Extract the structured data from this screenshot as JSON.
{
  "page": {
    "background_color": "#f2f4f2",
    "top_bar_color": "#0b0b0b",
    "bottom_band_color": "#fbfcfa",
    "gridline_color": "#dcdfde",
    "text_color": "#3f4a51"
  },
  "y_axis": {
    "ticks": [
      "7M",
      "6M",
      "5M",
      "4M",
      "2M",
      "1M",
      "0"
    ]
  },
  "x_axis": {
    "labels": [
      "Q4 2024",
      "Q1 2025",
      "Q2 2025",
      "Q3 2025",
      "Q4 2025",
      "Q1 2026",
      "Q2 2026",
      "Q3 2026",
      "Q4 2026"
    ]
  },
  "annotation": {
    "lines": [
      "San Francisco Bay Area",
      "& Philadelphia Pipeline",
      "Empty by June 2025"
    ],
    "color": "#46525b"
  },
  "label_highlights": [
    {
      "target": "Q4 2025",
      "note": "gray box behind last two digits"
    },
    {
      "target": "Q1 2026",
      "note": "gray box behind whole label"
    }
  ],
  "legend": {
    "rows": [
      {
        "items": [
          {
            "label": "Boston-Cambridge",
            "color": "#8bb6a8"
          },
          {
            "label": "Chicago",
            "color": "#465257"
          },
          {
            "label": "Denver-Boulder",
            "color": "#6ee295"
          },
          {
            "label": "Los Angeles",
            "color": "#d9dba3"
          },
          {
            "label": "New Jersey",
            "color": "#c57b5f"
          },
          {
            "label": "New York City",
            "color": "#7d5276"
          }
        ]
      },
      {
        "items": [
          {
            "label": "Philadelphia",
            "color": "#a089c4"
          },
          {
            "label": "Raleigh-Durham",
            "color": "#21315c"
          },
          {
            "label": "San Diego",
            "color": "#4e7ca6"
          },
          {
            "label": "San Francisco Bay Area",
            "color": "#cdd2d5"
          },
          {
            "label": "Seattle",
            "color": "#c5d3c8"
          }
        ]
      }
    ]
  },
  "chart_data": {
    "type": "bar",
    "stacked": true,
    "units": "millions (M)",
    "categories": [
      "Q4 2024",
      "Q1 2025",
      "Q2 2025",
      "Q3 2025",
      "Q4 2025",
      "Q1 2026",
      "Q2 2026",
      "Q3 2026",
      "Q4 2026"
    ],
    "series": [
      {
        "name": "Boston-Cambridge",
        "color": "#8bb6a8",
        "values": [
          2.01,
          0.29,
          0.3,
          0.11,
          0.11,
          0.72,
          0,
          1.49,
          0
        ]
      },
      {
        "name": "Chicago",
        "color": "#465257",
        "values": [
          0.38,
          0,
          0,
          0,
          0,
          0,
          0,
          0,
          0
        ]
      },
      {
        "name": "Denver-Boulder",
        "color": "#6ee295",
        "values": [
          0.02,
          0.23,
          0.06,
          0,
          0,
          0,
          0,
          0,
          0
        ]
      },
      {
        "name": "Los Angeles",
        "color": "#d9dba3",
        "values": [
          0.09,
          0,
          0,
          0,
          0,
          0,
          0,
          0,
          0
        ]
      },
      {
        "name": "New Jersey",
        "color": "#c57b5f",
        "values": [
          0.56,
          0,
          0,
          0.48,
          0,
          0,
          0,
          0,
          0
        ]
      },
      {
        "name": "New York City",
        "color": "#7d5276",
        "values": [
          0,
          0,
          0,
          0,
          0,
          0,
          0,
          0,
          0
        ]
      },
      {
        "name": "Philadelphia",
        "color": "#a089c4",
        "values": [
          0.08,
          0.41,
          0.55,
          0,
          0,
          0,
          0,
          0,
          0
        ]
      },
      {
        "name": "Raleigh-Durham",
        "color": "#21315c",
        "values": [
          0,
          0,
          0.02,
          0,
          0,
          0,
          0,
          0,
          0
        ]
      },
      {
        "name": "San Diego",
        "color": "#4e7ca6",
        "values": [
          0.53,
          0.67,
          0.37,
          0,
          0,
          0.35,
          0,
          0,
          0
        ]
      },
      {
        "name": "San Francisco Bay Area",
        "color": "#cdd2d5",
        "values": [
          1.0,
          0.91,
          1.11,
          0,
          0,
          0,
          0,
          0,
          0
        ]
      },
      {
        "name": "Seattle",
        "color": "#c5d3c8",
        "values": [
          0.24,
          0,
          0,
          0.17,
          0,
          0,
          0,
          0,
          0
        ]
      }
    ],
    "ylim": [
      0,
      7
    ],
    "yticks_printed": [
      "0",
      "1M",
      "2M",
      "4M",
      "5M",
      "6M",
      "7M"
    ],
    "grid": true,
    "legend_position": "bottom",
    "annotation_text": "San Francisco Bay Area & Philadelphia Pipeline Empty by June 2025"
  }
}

============

§ Task to complete
The full set of records should be duplicated exactly.

§ Answer to this exercise
Extract the structured data from this screenshot as JSON.
{
  "page": {
    "background_color": "#f2f4f2",
    "top_bar_color": "#0b0b0b",
    "bottom_band_color": "#fbfcfa",
    "gridline_color": "#dcdfde",
    "text_color": "#3f4a51"
  },
  "y_axis": {
    "ticks": [
      "7M",
      "6M",
      "5M",
      "4M",
      "2M",
      "1M",
      "0"
    ]
  },
  "x_axis": {
    "labels": [
      "Q4 2024",
      "Q1 2025",
      "Q2 2025",
      "Q3 2025",
      "Q4 2025",
      "Q1 2026",
      "Q2 2026",
      "Q3 2026",
      "Q4 2026"
    ]
  },
  "annotation": {
    "lines": [
      "San Francisco Bay Area",
      "& Philadelphia Pipeline",
      "Empty by June 2025"
    ],
    "color": "#46525b"
  },
  "label_highlights": [
    {
      "target": "Q4 2025",
      "note": "gray box behind last two digits"
    },
    {
      "target": "Q1 2026",
      "note": "gray box behind whole label"
    }
  ],
  "legend": {
    "rows": [
      {
        "items": [
          {
            "label": "Boston-Cambridge",
            "color": "#8bb6a8"
          },
          {
            "label": "Chicago",
            "color": "#465257"
          },
          {
            "label": "Denver-Boulder",
            "color": "#6ee295"
          },
          {
            "label": "Los Angeles",
            "color": "#d9dba3"
          },
          {
            "label": "New Jersey",
            "color": "#c57b5f"
          },
          {
            "label": "New York City",
            "color": "#7d5276"
          }
        ]
      },
      {
        "items": [
          {
            "label": "Philadelphia",
            "color": "#a089c4"
          },
          {
            "label": "Raleigh-Durham",
            "color": "#21315c"
          },
          {
            "label": "San Diego",
            "color": "#4e7ca6"
          },
          {
            "label": "San Francisco Bay Area",
            "color": "#cdd2d5"
          },
          {
            "label": "Seattle",
            "color": "#c5d3c8"
          }
        ]
      }
    ]
  },
  "chart_data": {
    "type": "bar",
    "stacked": true,
    "units": "millions (M)",
    "categories": [
      "Q4 2024",
      "Q1 2025",
      "Q2 2025",
      "Q3 2025",
      "Q4 2025",
      "Q1 2026",
      "Q2 2026",
      "Q3 2026",
      "Q4 2026"
    ],
    "series": [
      {
        "name": "Boston-Cambridge",
        "color": "#8bb6a8",
        "values": [
          2.01,
          0.29,
          0.3,
          0.11,
          0.11,
          0.72,
          0,
          1.49,
          0
        ]
      },
      {
        "name": "Chicago",
        "color": "#465257",
        "values": [
          0.38,
          0,
          0,
          0,
          0,
          0,
          0,
          0,
          0
        ]
      },
      {
        "name": "Denver-Boulder",
        "color": "#6ee295",
        "values": [
          0.02,
          0.23,
          0.06,
          0,
          0,
          0,
          0,
          0,
          0
        ]
      },
      {
        "name": "Los Angeles",
        "color": "#d9dba3",
        "values": [
          0.09,
          0,
          0,
          0,
          0,
          0,
          0,
          0,
          0
        ]
      },
      {
        "name": "New Jersey",
        "color": "#c57b5f",
        "values": [
          0.56,
          0,
          0,
          0.48,
          0,
          0,
          0,
          0,
          0
        ]
      },
      {
        "name": "New York City",
        "color": "#7d5276",
        "values": [
          0,
          0,
          0,
          0,
          0,
          0,
          0,
          0,
          0
        ]
      },
      {
        "name": "Philadelphia",
        "color": "#a089c4",
        "values": [
          0.08,
          0.41,
          0.55,
          0,
          0,
          0,
          0,
          0,
          0
        ]
      },
      {
        "name": "Raleigh-Durham",
        "color": "#21315c",
        "values": [
          0,
          0,
          0.02,
          0,
          0,
          0,
          0,
          0,
          0
        ]
      },
      {
        "name": "San Diego",
        "color": "#4e7ca6",
        "values": [
          0.53,
          0.67,
          0.37,
          0,
          0,
          0.35,
          0,
          0,
          0
        ]
      },
      {
        "name": "San Francisco Bay Area",
        "color": "#cdd2d5",
        "values": [
          1.0,
          0.91,
          1.11,
          0,
          0,
          0,
          0,
          0,
          0
        ]
      },
      {
        "name": "Seattle",
        "color": "#c5d3c8",
        "values": [
          0.24,
          0,
          0,
          0.17,
          0,
          0,
          0,
          0,
          0
        ]
      }
    ],
    "ylim": [
      0,
      7
    ],
    "yticks_printed": [
      "0",
      "1M",
      "2M",
      "4M",
      "5M",
      "6M",
      "7M"
    ],
    "grid": true,
    "legend_position": "bottom",
    "annotation_text": "San Francisco Bay Area & Philadelphia Pipeline Empty by June 2025"
  }
}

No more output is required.